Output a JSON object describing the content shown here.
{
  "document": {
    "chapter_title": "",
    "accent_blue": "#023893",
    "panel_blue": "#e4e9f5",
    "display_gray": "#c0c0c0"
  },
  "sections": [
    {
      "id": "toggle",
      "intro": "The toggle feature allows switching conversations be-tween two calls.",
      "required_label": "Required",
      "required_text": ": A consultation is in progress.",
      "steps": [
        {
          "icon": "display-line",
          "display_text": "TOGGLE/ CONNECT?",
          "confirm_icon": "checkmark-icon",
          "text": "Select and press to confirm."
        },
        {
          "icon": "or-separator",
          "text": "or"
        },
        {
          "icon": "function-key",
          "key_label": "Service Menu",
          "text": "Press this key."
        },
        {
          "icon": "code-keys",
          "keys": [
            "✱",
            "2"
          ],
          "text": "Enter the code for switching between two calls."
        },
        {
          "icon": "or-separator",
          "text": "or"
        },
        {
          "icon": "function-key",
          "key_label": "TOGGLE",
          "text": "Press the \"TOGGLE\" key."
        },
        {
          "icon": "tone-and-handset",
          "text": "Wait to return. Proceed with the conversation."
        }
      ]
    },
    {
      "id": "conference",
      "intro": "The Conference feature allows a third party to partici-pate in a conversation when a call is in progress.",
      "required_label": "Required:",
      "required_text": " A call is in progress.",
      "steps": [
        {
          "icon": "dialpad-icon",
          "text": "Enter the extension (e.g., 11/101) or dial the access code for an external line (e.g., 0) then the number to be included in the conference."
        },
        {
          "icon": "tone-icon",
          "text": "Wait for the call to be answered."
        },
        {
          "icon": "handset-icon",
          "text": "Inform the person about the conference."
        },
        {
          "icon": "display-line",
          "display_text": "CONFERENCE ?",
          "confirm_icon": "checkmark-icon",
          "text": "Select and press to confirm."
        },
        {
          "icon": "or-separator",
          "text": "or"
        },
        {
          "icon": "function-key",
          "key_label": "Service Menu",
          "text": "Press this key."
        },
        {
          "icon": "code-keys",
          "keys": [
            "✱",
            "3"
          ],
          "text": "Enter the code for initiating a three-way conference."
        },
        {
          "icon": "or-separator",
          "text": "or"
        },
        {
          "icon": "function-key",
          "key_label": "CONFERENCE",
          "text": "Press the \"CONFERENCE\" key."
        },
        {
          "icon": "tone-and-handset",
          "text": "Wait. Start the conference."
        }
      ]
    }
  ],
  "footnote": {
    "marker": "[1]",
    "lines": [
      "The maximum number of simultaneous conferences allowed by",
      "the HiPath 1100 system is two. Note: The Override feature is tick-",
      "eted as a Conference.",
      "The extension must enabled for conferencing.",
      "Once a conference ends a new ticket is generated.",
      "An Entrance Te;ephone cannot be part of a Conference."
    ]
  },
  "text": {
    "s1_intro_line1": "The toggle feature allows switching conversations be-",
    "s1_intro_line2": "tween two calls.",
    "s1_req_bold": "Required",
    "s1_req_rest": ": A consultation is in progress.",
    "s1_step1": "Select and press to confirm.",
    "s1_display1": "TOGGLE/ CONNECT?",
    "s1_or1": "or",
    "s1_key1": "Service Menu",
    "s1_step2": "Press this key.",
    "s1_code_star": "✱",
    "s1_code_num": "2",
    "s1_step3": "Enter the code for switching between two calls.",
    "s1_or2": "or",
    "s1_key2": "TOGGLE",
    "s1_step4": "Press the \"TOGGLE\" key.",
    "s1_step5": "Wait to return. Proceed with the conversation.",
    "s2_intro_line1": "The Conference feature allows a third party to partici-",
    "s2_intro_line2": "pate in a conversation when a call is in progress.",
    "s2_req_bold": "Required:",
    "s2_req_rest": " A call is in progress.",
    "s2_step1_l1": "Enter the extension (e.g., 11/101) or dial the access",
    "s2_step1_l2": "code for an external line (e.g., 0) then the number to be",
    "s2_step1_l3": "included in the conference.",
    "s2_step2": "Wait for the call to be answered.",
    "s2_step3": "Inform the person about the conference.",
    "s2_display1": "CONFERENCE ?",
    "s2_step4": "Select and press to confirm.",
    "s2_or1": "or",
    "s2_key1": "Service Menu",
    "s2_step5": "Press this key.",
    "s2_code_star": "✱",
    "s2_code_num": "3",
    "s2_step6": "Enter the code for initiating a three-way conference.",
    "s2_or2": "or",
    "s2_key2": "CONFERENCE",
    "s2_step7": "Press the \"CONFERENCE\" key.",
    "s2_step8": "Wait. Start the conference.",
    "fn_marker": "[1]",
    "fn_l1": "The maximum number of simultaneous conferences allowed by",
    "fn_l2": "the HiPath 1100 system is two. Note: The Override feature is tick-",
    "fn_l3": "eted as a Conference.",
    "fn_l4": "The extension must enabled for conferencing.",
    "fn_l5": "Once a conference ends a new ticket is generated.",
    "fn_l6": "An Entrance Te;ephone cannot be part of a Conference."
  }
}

[What needs to be done]
Your task is to output the full set of records exactly as presented.

[Exercise result]
Output a JSON object describing the content shown here.
{
  "document": {
    "chapter_title": "",
    "accent_blue": "#023893",
    "panel_blue": "#e4e9f5",
    "display_gray": "#c0c0c0"
  },
  "sections": [
    {
      "id": "toggle",
      "intro": "The toggle feature allows switching conversations be-tween two calls.",
      "required_label": "Required",
      "required_text": ": A consultation is in progress.",
      "steps": [
        {
          "icon": "display-line",
          "display_text": "TOGGLE/ CONNECT?",
          "confirm_icon": "checkmark-icon",
          "text": "Select and press to confirm."
        },
        {
          "icon": "or-separator",
          "text": "or"
        },
        {
          "icon": "function-key",
          "key_label": "Service Menu",
          "text": "Press this key."
        },
        {
          "icon": "code-keys",
          "keys": [
            "✱",
            "2"
          ],
          "text": "Enter the code for switching between two calls."
        },
        {
          "icon": "or-separator",
          "text": "or"
        },
        {
          "icon": "function-key",
          "key_label": "TOGGLE",
          "text": "Press the \"TOGGLE\" key."
        },
        {
          "icon": "tone-and-handset",
          "text": "Wait to return. Proceed with the conversation."
        }
      ]
    },
    {
      "id": "conference",
      "intro": "The Conference feature allows a third party to partici-pate in a conversation when a call is in progress.",
      "required_label": "Required:",
      "required_text": " A call is in progress.",
      "steps": [
        {
          "icon": "dialpad-icon",
          "text": "Enter the extension (e.g., 11/101) or dial the access code for an external line (e.g., 0) then the number to be included in the conference."
        },
        {
          "icon": "tone-icon",
          "text": "Wait for the call to be answered."
        },
        {
          "icon": "handset-icon",
          "text": "Inform the person about the conference."
        },
        {
          "icon": "display-line",
          "display_text": "CONFERENCE ?",
          "confirm_icon": "checkmark-icon",
          "text": "Select and press to confirm."
        },
        {
          "icon": "or-separator",
          "text": "or"
        },
        {
          "icon": "function-key",
          "key_label": "Service Menu",
          "text": "Press this key."
        },
        {
          "icon": "code-keys",
          "keys": [
            "✱",
            "3"
          ],
          "text": "Enter the code for initiating a three-way conference."
        },
        {
          "icon": "or-separator",
          "text": "or"
        },
        {
          "icon": "function-key",
          "key_label": "CONFERENCE",
          "text": "Press the \"CONFERENCE\" key."
        },
        {
          "icon": "tone-and-handset",
          "text": "Wait. Start the conference."
        }
      ]
    }
  ],
  "footnote": {
    "marker": "[1]",
    "lines": [
      "The maximum number of simultaneous conferences allowed by",
      "the HiPath 1100 system is two. Note: The Override feature is tick-",
      "eted as a Conference.",
      "The extension must enabled for conferencing.",
      "Once a conference ends a new ticket is generated.",
      "An Entrance Te;ephone cannot be part of a Conference."
    ]
  },
  "text": {
    "s1_intro_line1": "The toggle feature allows switching conversations be-",
    "s1_intro_line2": "tween two calls.",
    "s1_req_bold": "Required",
    "s1_req_rest": ": A consultation is in progress.",
    "s1_step1": "Select and press to confirm.",
    "s1_display1": "TOGGLE/ CONNECT?",
    "s1_or1": "or",
    "s1_key1": "Service Menu",
    "s1_step2": "Press this key.",
    "s1_code_star": "✱",
    "s1_code_num": "2",
    "s1_step3": "Enter the code for switching between two calls.",
    "s1_or2": "or",
    "s1_key2": "TOGGLE",
    "s1_step4": "Press the \"TOGGLE\" key.",
    "s1_step5": "Wait to return. Proceed with the conversation.",
    "s2_intro_line1": "The Conference feature allows a third party to partici-",
    "s2_intro_line2": "pate in a conversation when a call is in progress.",
    "s2_req_bold": "Required:",
    "s2_req_rest": " A call is in progress.",
    "s2_step1_l1": "Enter the extension (e.g., 11/101) or dial the access",
    "s2_step1_l2": "code for an external line (e.g., 0) then the number to be",
    "s2_step1_l3": "included in the conference.",
    "s2_step2": "Wait for the call to be answered.",
    "s2_step3": "Inform the person about the conference.",
    "s2_display1": "CONFERENCE ?",
    "s2_step4": "Select and press to confirm.",
    "s2_or1": "or",
    "s2_key1": "Service Menu",
    "s2_step5": "Press this key.",
    "s2_code_star": "✱",
    "s2_code_num": "3",
    "s2_step6": "Enter the code for initiating a three-way conference.",
    "s2_or2": "or",
    "s2_key2": "CONFERENCE",
    "s2_step7": "Press the \"CONFERENCE\" key.",
    "s2_step8": "Wait. Start the conference.",
    "fn_marker": "[1]",
    "fn_l1": "The maximum number of simultaneous conferences allowed by",
    "fn_l2": "the HiPath 1100 system is two. Note: The Override feature is tick-",
    "fn_l3": "eted as a Conference.",
    "fn_l4": "The extension must enabled for conferencing.",
    "fn_l5": "Once a conference ends a new ticket is generated.",
    "fn_l6": "An Entrance Te;ephone cannot be part of a Conference."
  }
}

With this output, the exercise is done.